Instructions to follow:
State how many lines in the records hold the word "Microsoft", giving the number and no other text.

-- start Items --

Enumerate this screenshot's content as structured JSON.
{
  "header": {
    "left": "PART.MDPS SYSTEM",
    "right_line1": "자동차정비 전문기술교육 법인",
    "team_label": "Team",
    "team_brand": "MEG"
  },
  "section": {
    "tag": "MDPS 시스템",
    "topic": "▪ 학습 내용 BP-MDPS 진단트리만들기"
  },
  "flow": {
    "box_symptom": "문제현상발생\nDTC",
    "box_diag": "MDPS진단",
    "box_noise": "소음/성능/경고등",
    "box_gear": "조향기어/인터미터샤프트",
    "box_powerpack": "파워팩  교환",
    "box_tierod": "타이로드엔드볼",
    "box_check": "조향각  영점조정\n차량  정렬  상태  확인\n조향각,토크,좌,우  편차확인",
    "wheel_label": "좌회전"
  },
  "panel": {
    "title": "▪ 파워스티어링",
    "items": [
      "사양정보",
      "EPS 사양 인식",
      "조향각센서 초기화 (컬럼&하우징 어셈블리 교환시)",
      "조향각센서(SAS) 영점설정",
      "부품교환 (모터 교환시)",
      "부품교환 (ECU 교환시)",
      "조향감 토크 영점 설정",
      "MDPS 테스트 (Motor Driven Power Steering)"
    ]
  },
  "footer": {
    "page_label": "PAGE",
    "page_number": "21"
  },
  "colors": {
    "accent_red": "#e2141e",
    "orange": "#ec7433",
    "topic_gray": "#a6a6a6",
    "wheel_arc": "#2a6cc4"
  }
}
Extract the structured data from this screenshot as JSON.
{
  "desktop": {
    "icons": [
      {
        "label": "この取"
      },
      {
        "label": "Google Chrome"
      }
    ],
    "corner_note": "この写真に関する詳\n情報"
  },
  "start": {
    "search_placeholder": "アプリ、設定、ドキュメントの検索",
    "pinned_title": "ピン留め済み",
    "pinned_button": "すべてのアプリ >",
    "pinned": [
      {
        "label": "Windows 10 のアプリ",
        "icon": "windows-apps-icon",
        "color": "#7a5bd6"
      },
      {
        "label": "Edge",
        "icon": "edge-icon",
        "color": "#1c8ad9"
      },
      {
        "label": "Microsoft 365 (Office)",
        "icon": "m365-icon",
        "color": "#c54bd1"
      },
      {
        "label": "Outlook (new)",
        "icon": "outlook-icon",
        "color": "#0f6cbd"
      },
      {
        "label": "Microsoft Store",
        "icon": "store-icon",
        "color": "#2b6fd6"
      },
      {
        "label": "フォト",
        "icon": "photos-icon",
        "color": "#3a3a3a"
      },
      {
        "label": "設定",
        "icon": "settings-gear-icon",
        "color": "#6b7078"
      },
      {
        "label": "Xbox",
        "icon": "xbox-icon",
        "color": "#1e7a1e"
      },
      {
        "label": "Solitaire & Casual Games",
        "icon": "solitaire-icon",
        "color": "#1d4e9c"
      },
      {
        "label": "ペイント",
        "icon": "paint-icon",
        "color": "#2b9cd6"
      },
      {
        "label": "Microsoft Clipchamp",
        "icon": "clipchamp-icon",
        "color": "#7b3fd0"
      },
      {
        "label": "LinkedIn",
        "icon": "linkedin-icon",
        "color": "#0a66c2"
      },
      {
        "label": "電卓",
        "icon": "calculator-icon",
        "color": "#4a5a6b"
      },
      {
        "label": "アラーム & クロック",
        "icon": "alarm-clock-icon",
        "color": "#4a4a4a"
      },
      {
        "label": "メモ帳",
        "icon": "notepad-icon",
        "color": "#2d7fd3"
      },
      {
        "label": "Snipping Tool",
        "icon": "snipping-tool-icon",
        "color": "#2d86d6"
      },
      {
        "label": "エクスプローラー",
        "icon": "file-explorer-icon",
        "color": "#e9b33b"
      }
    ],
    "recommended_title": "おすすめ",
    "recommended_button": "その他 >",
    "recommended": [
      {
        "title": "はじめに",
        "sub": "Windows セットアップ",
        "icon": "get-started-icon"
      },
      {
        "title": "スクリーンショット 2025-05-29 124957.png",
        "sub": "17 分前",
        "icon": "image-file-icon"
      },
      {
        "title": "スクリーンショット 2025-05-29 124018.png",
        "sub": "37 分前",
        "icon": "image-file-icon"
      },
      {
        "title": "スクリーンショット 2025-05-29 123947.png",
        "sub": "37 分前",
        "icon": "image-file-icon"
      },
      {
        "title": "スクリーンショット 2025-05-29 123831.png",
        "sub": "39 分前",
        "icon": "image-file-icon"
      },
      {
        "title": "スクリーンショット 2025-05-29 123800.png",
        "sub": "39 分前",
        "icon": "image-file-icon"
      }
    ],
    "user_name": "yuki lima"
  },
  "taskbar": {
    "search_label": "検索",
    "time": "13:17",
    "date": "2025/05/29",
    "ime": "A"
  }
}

-- end Items --

Answer:
3